** WHAT YOU WILL DO **
Output the lines that follow exactly as they are.

-- Start of DATA TO PROCESS --

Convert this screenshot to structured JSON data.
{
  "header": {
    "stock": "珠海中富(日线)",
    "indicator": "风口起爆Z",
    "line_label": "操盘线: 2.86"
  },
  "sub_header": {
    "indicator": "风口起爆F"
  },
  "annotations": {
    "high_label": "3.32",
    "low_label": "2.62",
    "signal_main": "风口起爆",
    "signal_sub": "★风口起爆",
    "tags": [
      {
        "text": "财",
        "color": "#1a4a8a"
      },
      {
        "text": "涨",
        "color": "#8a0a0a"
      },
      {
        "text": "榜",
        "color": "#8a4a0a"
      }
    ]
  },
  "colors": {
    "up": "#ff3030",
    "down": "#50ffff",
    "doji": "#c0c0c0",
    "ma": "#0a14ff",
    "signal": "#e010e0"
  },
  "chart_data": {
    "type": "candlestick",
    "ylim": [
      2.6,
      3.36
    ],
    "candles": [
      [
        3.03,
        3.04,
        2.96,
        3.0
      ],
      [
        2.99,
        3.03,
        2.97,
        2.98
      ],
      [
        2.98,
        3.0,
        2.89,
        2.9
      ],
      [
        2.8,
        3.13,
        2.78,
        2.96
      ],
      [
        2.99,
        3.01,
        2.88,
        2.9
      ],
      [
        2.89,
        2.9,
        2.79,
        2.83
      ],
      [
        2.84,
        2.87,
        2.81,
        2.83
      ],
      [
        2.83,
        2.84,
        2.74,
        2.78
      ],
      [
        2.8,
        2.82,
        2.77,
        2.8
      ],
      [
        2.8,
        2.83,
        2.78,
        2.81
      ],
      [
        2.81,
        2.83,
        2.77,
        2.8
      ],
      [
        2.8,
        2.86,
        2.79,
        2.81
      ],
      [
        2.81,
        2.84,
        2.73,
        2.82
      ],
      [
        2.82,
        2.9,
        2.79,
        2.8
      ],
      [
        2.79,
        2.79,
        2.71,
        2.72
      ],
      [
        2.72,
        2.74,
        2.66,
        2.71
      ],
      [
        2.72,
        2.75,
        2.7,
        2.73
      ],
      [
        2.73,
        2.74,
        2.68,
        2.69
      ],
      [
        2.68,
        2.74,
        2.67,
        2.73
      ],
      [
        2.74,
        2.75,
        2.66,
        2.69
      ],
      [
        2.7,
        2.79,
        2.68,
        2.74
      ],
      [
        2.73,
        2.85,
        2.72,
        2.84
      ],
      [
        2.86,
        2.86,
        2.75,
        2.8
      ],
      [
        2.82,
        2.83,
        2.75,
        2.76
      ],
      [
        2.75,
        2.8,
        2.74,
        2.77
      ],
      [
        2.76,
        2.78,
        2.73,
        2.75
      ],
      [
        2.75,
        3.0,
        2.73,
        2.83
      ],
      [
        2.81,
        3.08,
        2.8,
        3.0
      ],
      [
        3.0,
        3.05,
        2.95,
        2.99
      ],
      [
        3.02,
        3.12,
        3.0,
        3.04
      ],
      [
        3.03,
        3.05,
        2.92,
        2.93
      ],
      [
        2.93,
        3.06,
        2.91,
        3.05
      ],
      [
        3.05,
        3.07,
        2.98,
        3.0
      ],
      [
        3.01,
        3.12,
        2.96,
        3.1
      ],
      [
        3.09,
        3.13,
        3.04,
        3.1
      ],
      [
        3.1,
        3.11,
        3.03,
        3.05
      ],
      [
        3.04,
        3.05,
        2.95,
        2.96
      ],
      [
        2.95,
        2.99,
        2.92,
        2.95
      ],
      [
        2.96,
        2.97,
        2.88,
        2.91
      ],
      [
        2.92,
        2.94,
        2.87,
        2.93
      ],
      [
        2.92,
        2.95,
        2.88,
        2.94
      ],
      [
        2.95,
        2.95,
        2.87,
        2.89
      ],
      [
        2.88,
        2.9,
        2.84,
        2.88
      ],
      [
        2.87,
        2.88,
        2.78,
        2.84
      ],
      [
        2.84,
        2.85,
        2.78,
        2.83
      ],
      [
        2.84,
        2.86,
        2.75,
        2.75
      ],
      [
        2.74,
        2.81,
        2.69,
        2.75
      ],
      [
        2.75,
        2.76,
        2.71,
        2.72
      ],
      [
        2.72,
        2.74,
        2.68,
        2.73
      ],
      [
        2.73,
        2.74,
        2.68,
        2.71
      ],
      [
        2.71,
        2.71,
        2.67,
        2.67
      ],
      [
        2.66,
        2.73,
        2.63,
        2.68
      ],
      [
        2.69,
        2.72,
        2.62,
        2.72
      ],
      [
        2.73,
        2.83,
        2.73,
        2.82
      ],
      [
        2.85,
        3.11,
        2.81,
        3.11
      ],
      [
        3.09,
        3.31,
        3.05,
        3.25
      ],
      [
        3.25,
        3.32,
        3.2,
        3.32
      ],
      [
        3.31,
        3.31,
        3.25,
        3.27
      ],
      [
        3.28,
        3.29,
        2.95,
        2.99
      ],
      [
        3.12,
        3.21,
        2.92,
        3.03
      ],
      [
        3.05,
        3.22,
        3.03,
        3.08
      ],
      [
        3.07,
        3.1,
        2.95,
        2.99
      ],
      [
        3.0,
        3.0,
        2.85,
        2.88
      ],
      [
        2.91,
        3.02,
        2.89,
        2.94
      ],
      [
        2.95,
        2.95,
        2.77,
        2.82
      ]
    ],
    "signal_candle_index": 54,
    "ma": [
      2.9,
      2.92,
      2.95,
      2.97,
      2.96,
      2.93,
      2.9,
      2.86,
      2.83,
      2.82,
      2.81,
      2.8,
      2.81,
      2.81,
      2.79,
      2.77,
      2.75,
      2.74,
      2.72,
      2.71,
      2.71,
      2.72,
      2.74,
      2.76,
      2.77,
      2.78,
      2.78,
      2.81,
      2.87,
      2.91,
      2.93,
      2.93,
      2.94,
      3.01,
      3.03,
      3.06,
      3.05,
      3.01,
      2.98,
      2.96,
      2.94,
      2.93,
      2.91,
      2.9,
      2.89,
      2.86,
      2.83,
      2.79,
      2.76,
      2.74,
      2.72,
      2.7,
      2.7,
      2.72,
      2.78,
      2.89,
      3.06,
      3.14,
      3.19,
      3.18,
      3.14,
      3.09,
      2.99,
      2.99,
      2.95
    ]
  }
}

-- End of DATA TO PROCESS --

** CORRECT RESPONSE **
Convert this screenshot to structured JSON data.
{
  "header": {
    "stock": "珠海中富(日线)",
    "indicator": "风口起爆Z",
    "line_label": "操盘线: 2.86"
  },
  "sub_header": {
    "indicator": "风口起爆F"
  },
  "annotations": {
    "high_label": "3.32",
    "low_label": "2.62",
    "signal_main": "风口起爆",
    "signal_sub": "★风口起爆",
    "tags": [
      {
        "text": "财",
        "color": "#1a4a8a"
      },
      {
        "text": "涨",
        "color": "#8a0a0a"
      },
      {
        "text": "榜",
        "color": "#8a4a0a"
      }
    ]
  },
  "colors": {
    "up": "#ff3030",
    "down": "#50ffff",
    "doji": "#c0c0c0",
    "ma": "#0a14ff",
    "signal": "#e010e0"
  },
  "chart_data": {
    "type": "candlestick",
    "ylim": [
      2.6,
      3.36
    ],
    "candles": [
      [
        3.03,
        3.04,
        2.96,
        3.0
      ],
      [
        2.99,
        3.03,
        2.97,
        2.98
      ],
      [
        2.98,
        3.0,
        2.89,
        2.9
      ],
      [
        2.8,
        3.13,
        2.78,
        2.96
      ],
      [
        2.99,
        3.01,
        2.88,
        2.9
      ],
      [
        2.89,
        2.9,
        2.79,
        2.83
      ],
      [
        2.84,
        2.87,
        2.81,
        2.83
      ],
      [
        2.83,
        2.84,
        2.74,
        2.78
      ],
      [
        2.8,
        2.82,
        2.77,
        2.8
      ],
      [
        2.8,
        2.83,
        2.78,
        2.81
      ],
      [
        2.81,
        2.83,
        2.77,
        2.8
      ],
      [
        2.8,
        2.86,
        2.79,
        2.81
      ],
      [
        2.81,
        2.84,
        2.73,
        2.82
      ],
      [
        2.82,
        2.9,
        2.79,
        2.8
      ],
      [
        2.79,
        2.79,
        2.71,
        2.72
      ],
      [
        2.72,
        2.74,
        2.66,
        2.71
      ],
      [
        2.72,
        2.75,
        2.7,
        2.73
      ],
      [
        2.73,
        2.74,
        2.68,
        2.69
      ],
      [
        2.68,
        2.74,
        2.67,
        2.73
      ],
      [
        2.74,
        2.75,
        2.66,
        2.69
      ],
      [
        2.7,
        2.79,
        2.68,
        2.74
      ],
      [
        2.73,
        2.85,
        2.72,
        2.84
      ],
      [
        2.86,
        2.86,
        2.75,
        2.8
      ],
      [
        2.82,
        2.83,
        2.75,
        2.76
      ],
      [
        2.75,
        2.8,
        2.74,
        2.77
      ],
      [
        2.76,
        2.78,
        2.73,
        2.75
      ],
      [
        2.75,
        3.0,
        2.73,
        2.83
      ],
      [
        2.81,
        3.08,
        2.8,
        3.0
      ],
      [
        3.0,
        3.05,
        2.95,
        2.99
      ],
      [
        3.02,
        3.12,
        3.0,
        3.04
      ],
      [
        3.03,
        3.05,
        2.92,
        2.93
      ],
      [
        2.93,
        3.06,
        2.91,
        3.05
      ],
      [
        3.05,
        3.07,
        2.98,
        3.0
      ],
      [
        3.01,
        3.12,
        2.96,
        3.1
      ],
      [
        3.09,
        3.13,
        3.04,
        3.1
      ],
      [
        3.1,
        3.11,
        3.03,
        3.05
      ],
      [
        3.04,
        3.05,
        2.95,
        2.96
      ],
      [
        2.95,
        2.99,
        2.92,
        2.95
      ],
      [
        2.96,
        2.97,
        2.88,
        2.91
      ],
      [
        2.92,
        2.94,
        2.87,
        2.93
      ],
      [
        2.92,
        2.95,
        2.88,
        2.94
      ],
      [
        2.95,
        2.95,
        2.87,
        2.89
      ],
      [
        2.88,
        2.9,
        2.84,
        2.88
      ],
      [
        2.87,
        2.88,
        2.78,
        2.84
      ],
      [
        2.84,
        2.85,
        2.78,
        2.83
      ],
      [
        2.84,
        2.86,
        2.75,
        2.75
      ],
      [
        2.74,
        2.81,
        2.69,
        2.75
      ],
      [
        2.75,
        2.76,
        2.71,
        2.72
      ],
      [
        2.72,
        2.74,
        2.68,
        2.73
      ],
      [
        2.73,
        2.74,
        2.68,
        2.71
      ],
      [
        2.71,
        2.71,
        2.67,
        2.67
      ],
      [
        2.66,
        2.73,
        2.63,
        2.68
      ],
      [
        2.69,
        2.72,
        2.62,
        2.72
      ],
      [
        2.73,
        2.83,
        2.73,
        2.82
      ],
      [
        2.85,
        3.11,
        2.81,
        3.11
      ],
      [
        3.09,
        3.31,
        3.05,
        3.25
      ],
      [
        3.25,
        3.32,
        3.2,
        3.32
      ],
      [
        3.31,
        3.31,
        3.25,
        3.27
      ],
      [
        3.28,
        3.29,
        2.95,
        2.99
      ],
      [
        3.12,
        3.21,
        2.92,
        3.03
      ],
      [
        3.05,
        3.22,
        3.03,
        3.08
      ],
      [
        3.07,
        3.1,
        2.95,
        2.99
      ],
      [
        3.0,
        3.0,
        2.85,
        2.88
      ],
      [
        2.91,
        3.02,
        2.89,
        2.94
      ],
      [
        2.95,
        2.95,
        2.77,
        2.82
      ]
    ],
    "signal_candle_index": 54,
    "ma": [
      2.9,
      2.92,
      2.95,
      2.97,
      2.96,
      2.93,
      2.9,
      2.86,
      2.83,
      2.82,
      2.81,
      2.8,
      2.81,
      2.81,
      2.79,
      2.77,
      2.75,
      2.74,
      2.72,
      2.71,
      2.71,
      2.72,
      2.74,
      2.76,
      2.77,
      2.78,
      2.78,
      2.81,
      2.87,
      2.91,
      2.93,
      2.93,
      2.94,
      3.01,
      3.03,
      3.06,
      3.05,
      3.01,
      2.98,
      2.96,
      2.94,
      2.93,
      2.91,
      2.9,
      2.89,
      2.86,
      2.83,
      2.79,
      2.76,
      2.74,
      2.72,
      2.7,
      2.7,
      2.72,
      2.78,
      2.89,
      3.06,
      3.14,
      3.19,
      3.18,
      3.14,
      3.09,
      2.99,
      2.99,
      2.95
    ]
  }
}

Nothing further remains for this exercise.